[Records that describe figures]

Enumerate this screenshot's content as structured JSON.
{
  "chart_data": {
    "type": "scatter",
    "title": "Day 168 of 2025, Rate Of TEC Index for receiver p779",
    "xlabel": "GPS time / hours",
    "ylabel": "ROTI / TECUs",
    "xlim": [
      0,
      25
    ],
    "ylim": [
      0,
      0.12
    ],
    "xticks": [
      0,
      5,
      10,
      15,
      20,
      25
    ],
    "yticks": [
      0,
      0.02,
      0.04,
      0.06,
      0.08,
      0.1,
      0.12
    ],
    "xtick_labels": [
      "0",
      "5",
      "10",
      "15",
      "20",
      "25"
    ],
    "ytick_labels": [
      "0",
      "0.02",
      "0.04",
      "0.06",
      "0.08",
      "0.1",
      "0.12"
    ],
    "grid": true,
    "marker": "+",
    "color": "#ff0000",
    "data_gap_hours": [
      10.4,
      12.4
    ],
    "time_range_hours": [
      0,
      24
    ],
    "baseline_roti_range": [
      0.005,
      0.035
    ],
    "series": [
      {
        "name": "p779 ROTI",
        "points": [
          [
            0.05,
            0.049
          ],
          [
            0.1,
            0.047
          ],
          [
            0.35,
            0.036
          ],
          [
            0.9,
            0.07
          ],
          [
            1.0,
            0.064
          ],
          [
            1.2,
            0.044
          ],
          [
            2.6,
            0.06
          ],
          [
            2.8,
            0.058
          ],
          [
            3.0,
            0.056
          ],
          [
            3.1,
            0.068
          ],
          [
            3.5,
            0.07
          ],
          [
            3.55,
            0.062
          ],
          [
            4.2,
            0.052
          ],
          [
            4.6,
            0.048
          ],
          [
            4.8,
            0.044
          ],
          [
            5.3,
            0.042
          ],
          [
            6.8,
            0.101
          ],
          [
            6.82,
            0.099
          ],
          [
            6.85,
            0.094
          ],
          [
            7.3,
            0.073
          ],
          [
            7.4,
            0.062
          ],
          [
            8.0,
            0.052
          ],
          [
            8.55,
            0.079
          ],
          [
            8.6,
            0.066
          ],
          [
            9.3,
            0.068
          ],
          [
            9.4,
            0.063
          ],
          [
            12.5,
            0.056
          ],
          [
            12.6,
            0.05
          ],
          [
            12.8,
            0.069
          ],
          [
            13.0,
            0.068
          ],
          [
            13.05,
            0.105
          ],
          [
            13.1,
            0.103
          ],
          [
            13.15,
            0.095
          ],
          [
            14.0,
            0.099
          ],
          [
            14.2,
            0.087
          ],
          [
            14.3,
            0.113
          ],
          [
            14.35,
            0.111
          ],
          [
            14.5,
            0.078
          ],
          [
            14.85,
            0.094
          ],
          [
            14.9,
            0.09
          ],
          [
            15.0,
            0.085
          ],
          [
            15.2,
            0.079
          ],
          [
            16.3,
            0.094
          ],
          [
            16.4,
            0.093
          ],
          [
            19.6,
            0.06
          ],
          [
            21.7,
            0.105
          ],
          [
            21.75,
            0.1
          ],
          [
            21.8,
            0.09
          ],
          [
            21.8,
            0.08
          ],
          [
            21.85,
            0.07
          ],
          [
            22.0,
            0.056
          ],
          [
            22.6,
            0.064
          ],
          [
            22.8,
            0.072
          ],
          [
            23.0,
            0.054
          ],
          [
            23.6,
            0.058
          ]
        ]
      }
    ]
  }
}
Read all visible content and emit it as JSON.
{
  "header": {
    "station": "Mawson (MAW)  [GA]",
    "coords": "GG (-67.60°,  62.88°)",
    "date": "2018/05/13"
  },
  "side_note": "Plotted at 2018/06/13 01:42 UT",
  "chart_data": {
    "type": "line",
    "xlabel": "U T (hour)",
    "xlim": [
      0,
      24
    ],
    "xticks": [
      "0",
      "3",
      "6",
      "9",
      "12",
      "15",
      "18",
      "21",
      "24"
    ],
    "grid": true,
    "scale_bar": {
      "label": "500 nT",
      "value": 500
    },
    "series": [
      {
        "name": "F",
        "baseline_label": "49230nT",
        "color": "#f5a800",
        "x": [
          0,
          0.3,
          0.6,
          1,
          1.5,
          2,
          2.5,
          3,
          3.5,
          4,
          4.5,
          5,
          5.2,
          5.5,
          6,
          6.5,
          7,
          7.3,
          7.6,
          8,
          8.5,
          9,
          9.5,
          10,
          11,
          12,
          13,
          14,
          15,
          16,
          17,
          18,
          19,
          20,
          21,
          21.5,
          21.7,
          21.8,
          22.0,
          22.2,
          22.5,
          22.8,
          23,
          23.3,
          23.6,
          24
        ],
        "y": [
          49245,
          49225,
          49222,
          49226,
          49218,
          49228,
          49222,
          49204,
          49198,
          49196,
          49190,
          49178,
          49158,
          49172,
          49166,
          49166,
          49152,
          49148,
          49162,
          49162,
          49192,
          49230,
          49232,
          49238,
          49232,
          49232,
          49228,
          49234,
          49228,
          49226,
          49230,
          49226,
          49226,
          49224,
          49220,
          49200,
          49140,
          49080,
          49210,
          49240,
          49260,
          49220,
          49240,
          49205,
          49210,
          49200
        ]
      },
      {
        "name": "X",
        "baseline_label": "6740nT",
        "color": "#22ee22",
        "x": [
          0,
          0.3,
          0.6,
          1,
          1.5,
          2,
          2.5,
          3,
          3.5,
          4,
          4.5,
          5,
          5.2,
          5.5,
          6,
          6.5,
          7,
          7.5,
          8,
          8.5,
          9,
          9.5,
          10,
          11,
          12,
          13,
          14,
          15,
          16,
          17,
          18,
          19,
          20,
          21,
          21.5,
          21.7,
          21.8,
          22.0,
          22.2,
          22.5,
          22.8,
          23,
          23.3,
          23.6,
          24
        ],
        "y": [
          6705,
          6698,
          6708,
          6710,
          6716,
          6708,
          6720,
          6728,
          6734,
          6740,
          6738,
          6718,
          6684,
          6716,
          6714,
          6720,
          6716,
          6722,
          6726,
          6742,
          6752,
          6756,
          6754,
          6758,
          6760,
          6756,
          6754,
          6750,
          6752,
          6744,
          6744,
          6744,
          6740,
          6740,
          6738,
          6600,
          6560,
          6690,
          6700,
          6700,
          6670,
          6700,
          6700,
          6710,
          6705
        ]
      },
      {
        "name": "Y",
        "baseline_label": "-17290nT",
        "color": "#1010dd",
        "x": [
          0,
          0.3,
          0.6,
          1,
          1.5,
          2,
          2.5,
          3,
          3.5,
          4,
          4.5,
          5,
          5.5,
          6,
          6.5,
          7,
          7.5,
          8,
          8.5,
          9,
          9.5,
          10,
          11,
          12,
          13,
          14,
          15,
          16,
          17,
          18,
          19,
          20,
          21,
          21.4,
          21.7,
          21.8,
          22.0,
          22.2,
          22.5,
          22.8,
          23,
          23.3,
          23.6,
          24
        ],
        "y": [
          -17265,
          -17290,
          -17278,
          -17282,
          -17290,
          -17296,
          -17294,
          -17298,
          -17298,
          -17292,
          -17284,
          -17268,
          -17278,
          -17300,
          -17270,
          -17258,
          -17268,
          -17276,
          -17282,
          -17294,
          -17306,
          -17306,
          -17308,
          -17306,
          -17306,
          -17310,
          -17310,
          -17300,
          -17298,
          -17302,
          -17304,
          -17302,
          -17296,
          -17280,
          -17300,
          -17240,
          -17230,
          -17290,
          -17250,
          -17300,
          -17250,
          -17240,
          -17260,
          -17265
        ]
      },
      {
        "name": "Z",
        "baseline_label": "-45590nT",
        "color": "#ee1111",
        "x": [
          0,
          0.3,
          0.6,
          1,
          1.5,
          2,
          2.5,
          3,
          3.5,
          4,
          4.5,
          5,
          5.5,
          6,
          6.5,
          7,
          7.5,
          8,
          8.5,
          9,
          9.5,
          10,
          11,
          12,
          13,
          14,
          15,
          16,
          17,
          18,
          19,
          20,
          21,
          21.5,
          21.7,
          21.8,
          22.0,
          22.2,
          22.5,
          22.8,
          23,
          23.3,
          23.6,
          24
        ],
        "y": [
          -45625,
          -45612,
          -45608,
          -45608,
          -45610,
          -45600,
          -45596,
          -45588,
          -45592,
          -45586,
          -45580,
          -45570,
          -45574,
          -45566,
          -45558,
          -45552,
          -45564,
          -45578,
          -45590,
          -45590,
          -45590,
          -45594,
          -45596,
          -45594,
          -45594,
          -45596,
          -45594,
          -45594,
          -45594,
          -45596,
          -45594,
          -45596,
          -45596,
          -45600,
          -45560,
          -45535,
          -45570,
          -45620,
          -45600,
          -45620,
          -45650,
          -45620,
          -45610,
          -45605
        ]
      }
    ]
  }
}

What is needed:
Copy each line above that contains the string "xlabel".

Exercise answer:
    "xlabel": "GPS time / hours",
    "xlabel": "U T (hour)",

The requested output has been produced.